_Short problem_
Please rewrite the part of the records below that opens with the line containing "493, 542, 513]" and closes with the line containing "line-text: di mezzi", changing "Londra" to "Parigi" and leaving everything else as it is. Give only those lines.

_Records_
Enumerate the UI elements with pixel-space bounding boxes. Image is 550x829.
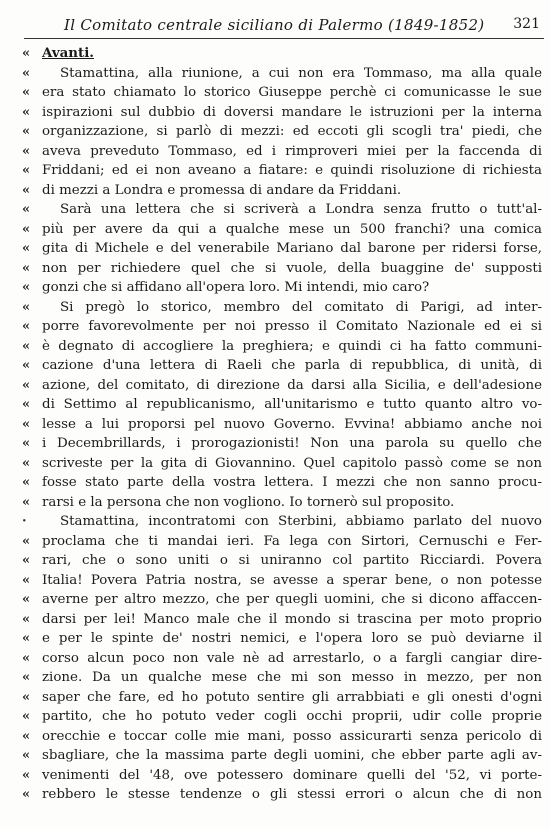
text-line	[22, 493, 542, 513]
line-text: venimenti del '48, ove potessero dominare quelli del '52, vi porte-	[42, 767, 542, 783]
text-line	[22, 610, 542, 630]
quote-mark: «	[22, 533, 31, 549]
text-line	[22, 395, 542, 415]
line-text: sbagliare, che la massima parte degli uomini, che ebber parte agli av-	[42, 748, 542, 763]
running-title: Il Comitato centrale siciliano di Palermo (1849-1852)	[64, 16, 485, 34]
text-line	[22, 64, 542, 84]
line-text: Stamattina, incontratomi con Sterbini, abbiamo parlato del nuovo	[60, 514, 542, 529]
quote-mark: «	[22, 280, 31, 295]
text-line	[22, 512, 542, 532]
quote-mark: «	[22, 748, 31, 763]
text-line	[22, 181, 542, 201]
text-line	[22, 688, 542, 708]
quote-mark: «	[22, 202, 31, 217]
line-text: cazione d'una lettera di Raeli che parla di repubblica, di unità, di	[42, 358, 542, 373]
line-text: di mezzi a Londra e promessa di andare da Friddani.	[42, 182, 402, 198]
line-text: di Settimo al republicanismo, all'unitarismo e tutto quanto altro vo-	[42, 397, 542, 412]
text-line	[22, 259, 542, 279]
line-text: e per le spinte de' nostri nemici, e l'opera loro se può deviarne il	[42, 631, 542, 646]
quote-mark: «	[22, 319, 31, 334]
text-line	[22, 532, 542, 552]
line-text: porre favorevolmente per noi presso il Comitato Nazionale ed ei si	[42, 319, 542, 334]
line-text: saper che fare, ed ho potuto sentire gli arrabbiati e gli onesti d'ogni	[42, 689, 542, 705]
quote-mark: «	[22, 631, 31, 646]
running-header	[24, 10, 544, 39]
quote-mark: «	[22, 553, 31, 568]
line-text: orecchie e toccar colle mie mani, posso assicurarti senza pericolo di	[42, 728, 542, 744]
quote-mark: «	[22, 221, 31, 237]
quote-mark: «	[22, 787, 31, 802]
line-text: era stato chiamato lo storico Giuseppe perchè ci comunicasse le sue	[42, 85, 542, 100]
line-text: azione, del comitato, di direzione da darsi alla Sicilia, e dell'adesione	[42, 377, 542, 393]
quote-mark: «	[22, 85, 31, 100]
text-line	[22, 473, 542, 493]
quote-mark: «	[22, 650, 31, 666]
line-text: rarsi e la persona che non vogliono. Io tornerò sul proposito.	[42, 494, 455, 510]
text-line	[22, 629, 542, 649]
quote-mark: «	[22, 124, 31, 139]
text-line	[22, 298, 542, 318]
body-text	[22, 44, 542, 805]
line-text: ispirazioni sul dubbio di doversi mandare le istruzioni per la interna	[42, 104, 542, 120]
text-line	[22, 142, 542, 162]
text-line	[22, 356, 542, 376]
line-text: Sarà una lettera che si scriverà a Londra senza frutto o tutt'al-	[60, 202, 542, 217]
quote-mark: «	[22, 299, 31, 315]
text-line	[22, 44, 542, 64]
quote-mark: «	[22, 260, 31, 276]
page-number: 321	[513, 16, 540, 32]
text-line	[22, 278, 542, 298]
line-text: darsi per lei! Manco male che il mondo si trascina per moto proprio	[42, 611, 542, 627]
quote-mark: «	[22, 436, 31, 451]
line-text: lesse a lui proporsi pel nuovo Governo. Evvina! abbiamo anche noi	[42, 416, 542, 432]
quote-mark: «	[22, 241, 31, 256]
quote-mark: «	[22, 377, 31, 393]
quote-mark: «	[22, 163, 31, 178]
line-text: gita di Michele e del venerabile Mariano dal barone per ridersi forse,	[42, 241, 542, 256]
text-line	[22, 434, 542, 454]
line-text: organizzazione, si parlò di mezzi: ed eccoti gli scogli tra' piedi, che	[42, 124, 542, 139]
text-line	[22, 415, 542, 435]
quote-mark: «	[22, 338, 31, 354]
quote-mark: «	[22, 397, 31, 412]
text-line	[22, 590, 542, 610]
quote-mark: «	[22, 416, 31, 432]
quote-mark: «	[22, 46, 31, 61]
line-text: averne per altro mezzo, che per quegli uomini, che si dicono affaccen-	[42, 592, 542, 607]
line-text: proclama che ti mandai ieri. Fa lega con Sirtori, Cernuschi e Fer-	[42, 533, 542, 549]
text-line	[22, 454, 542, 474]
quote-mark: «	[22, 728, 31, 744]
text-line	[22, 571, 542, 591]
quote-mark: «	[22, 143, 31, 159]
text-line	[22, 746, 542, 766]
line-text: zione. Da un qualche mese che mi son messo in mezzo, per non	[42, 670, 542, 685]
text-line	[22, 551, 542, 571]
line-text: corso alcun poco non vale nè ad arrestarlo, o a fargli cangiar dire-	[42, 650, 542, 666]
quote-mark: «	[22, 65, 31, 81]
text-line	[22, 376, 542, 396]
text-line	[22, 161, 542, 181]
line-text: rari, che o sono uniti o si uniranno col partito Ricciardi. Povera	[42, 553, 542, 568]
line-text: i Decembrillards, i prorogazionisti! Non una parola su quello che	[42, 436, 542, 451]
quote-mark: «	[22, 592, 31, 607]
text-line	[22, 239, 542, 259]
line-text: scriveste per la gita di Giovannino. Quel capitolo passò come se non	[42, 455, 542, 471]
line-text: aveva preveduto Tommaso, ed i rimproveri miei per la faccenda di	[42, 143, 542, 159]
quote-mark: «	[22, 182, 31, 198]
text-line	[22, 83, 542, 103]
text-line	[22, 727, 542, 747]
text-line	[22, 707, 542, 727]
text-line	[22, 337, 542, 357]
quote-mark: «	[22, 104, 31, 120]
quote-mark: «	[22, 670, 31, 685]
text-line	[22, 785, 542, 805]
line-text: Italia! Povera Patria nostra, se avesse a sperar bene, o non potesse	[42, 572, 542, 588]
quote-mark: «	[22, 572, 31, 588]
line-text: Friddani; ed ei non aveano a fiatare: e quindi risoluzione di richiesta	[42, 163, 542, 178]
quote-mark: «	[22, 358, 31, 373]
line-text: è degnato di accogliere la preghiera; e quindi ci ha fatto communi-	[42, 338, 542, 354]
text-line	[22, 200, 542, 220]
line-text: Stamattina, alla riunione, a cui non era Tommaso, ma alla quale	[60, 65, 542, 81]
quote-mark: «	[22, 709, 31, 724]
quote-mark: «	[22, 455, 31, 471]
text-line	[22, 649, 542, 669]
quote-mark: «	[22, 767, 31, 783]
line-text: gonzi che si affidano all'opera loro. Mi intendi, mio caro?	[42, 280, 430, 295]
section-heading: Avanti.	[42, 45, 94, 61]
text-line	[22, 103, 542, 123]
line-text: partito, che ho potuto veder cogli occhi proprii, udir colle proprie	[42, 709, 542, 724]
text-line	[22, 668, 542, 688]
quote-mark: «	[22, 494, 31, 510]
quote-mark: ·	[22, 514, 27, 529]
line-text: più per avere da qui a qualche mese un 500 franchi? una comica	[42, 221, 542, 237]
quote-mark: «	[22, 475, 31, 490]
text-line	[22, 317, 542, 337]
line-text: fosse stato parte della vostra lettera. I mezzi che non sanno procu-	[42, 475, 542, 490]
text-line	[22, 220, 542, 240]
quote-mark: «	[22, 611, 31, 627]
line-text: Si pregò lo storico, membro del comitato di Parigi, ad inter-	[60, 299, 542, 315]
quote-mark: «	[22, 689, 31, 705]
text-line	[22, 122, 542, 142]
line-text: non per richiedere quel che si vuole, della buaggine de' supposti	[42, 260, 542, 276]
line-text: rebbero le stesse tendenze o gli stessi errori o alcun che di non	[42, 787, 542, 802]
text-line	[22, 766, 542, 786]
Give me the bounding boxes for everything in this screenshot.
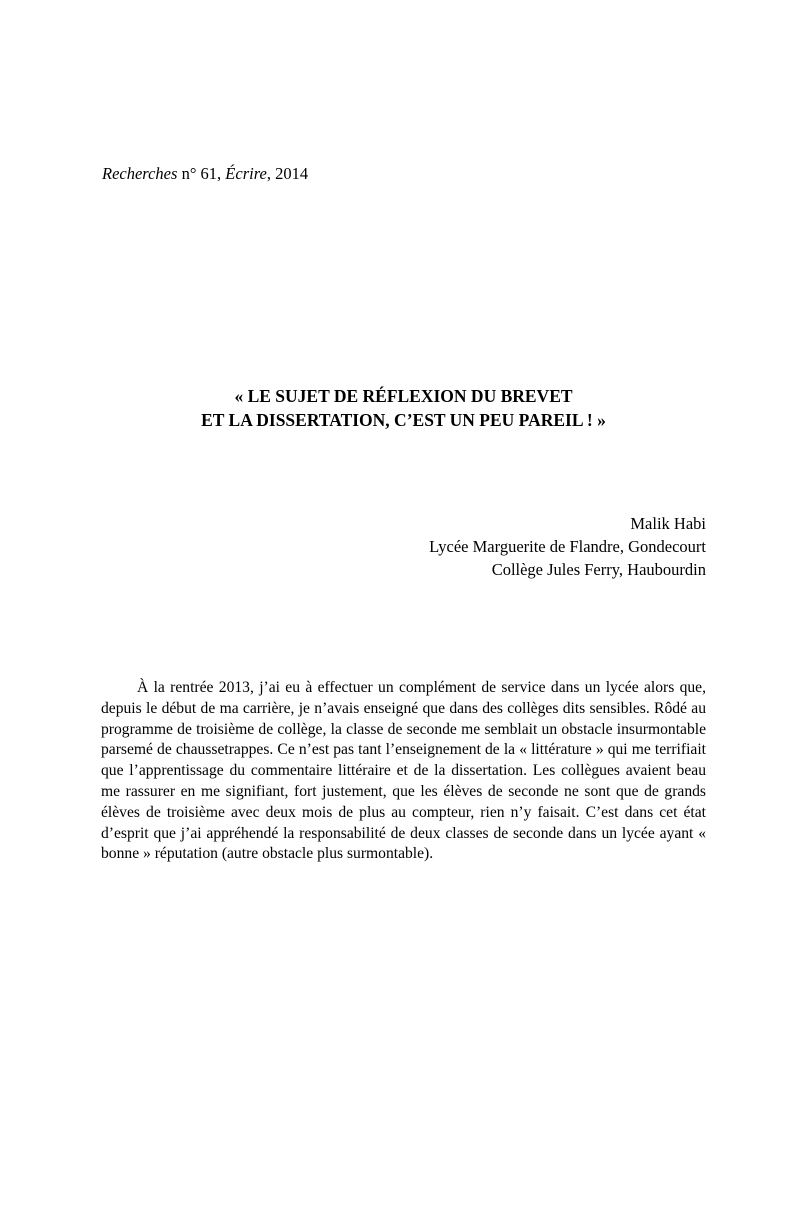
author-name: Malik Habi xyxy=(630,514,706,533)
running-header xyxy=(102,164,308,184)
title-line-2: ET LA DISSERTATION, C’EST UN PEU PAREIL ! » xyxy=(201,410,606,430)
author-affiliation-1: Lycée Marguerite de Flandre, Gondecourt xyxy=(429,537,706,556)
issue-number: n° 61, xyxy=(177,164,226,183)
author-affiliation-2: Collège Jules Ferry, Haubourdin xyxy=(491,560,706,579)
body-paragraph: À la rentrée 2013, j’ai eu à effectuer un complément de service dans un lycée alors que, depuis le début de ma carrière, je n’avais enseigné que dans des collèges dits sensibles. Rôdé au programme de troisième de collège, la classe de seconde me semblait un obstacle insurmontable parsemé de chaussetrappes. Ce n’est pas tant l’enseignement de la « littérature » qui me terrifiait que l’apprentissage du commentaire littéraire et de la dissertation. Les collègues avaient beau me rassurer en me signifiant, fort justement, que les élèves de seconde ne sont que de grands élèves de troisième avec deux mois de plus au compteur, rien n’y faisait. C’est dans cet état d’esprit que j’ai appréhendé la responsabilité de deux classes de seconde dans un lycée ayant « bonne » réputation (autre obstacle plus surmontable). xyxy=(101,679,706,863)
issue-year: , 2014 xyxy=(266,164,309,183)
journal-name: Recherches xyxy=(102,164,178,183)
issue-theme: Écrire xyxy=(225,164,267,183)
article-title xyxy=(0,384,807,432)
title-line-1: « LE SUJET DE RÉFLEXION DU BREVET xyxy=(234,386,573,406)
author-block xyxy=(429,512,706,581)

_Exercise solution_
text-line	[22, 493, 542, 513]
line-text: venimenti del '48, ove potessero dominare quelli del '52, vi porte-	[42, 767, 542, 783]
text-line	[22, 610, 542, 630]
quote-mark: «	[22, 533, 31, 549]
text-line	[22, 395, 542, 415]
line-text: sbagliare, che la massima parte degli uomini, che ebber parte agli av-	[42, 748, 542, 763]
running-title: Il Comitato centrale siciliano di Palermo (1849-1852)	[64, 16, 485, 34]
text-line	[22, 64, 542, 84]
line-text: Stamattina, incontratomi con Sterbini, abbiamo parlato del nuovo	[60, 514, 542, 529]
quote-mark: «	[22, 280, 31, 295]
text-line	[22, 512, 542, 532]
quote-mark: «	[22, 748, 31, 763]
text-line	[22, 181, 542, 201]
text-line	[22, 688, 542, 708]
quote-mark: «	[22, 202, 31, 217]
line-text: cazione d'una lettera di Raeli che parla di repubblica, di unità, di	[42, 358, 542, 373]
line-text: di mezzi a Parigi e promessa di andare da Friddani.	[42, 182, 402, 198]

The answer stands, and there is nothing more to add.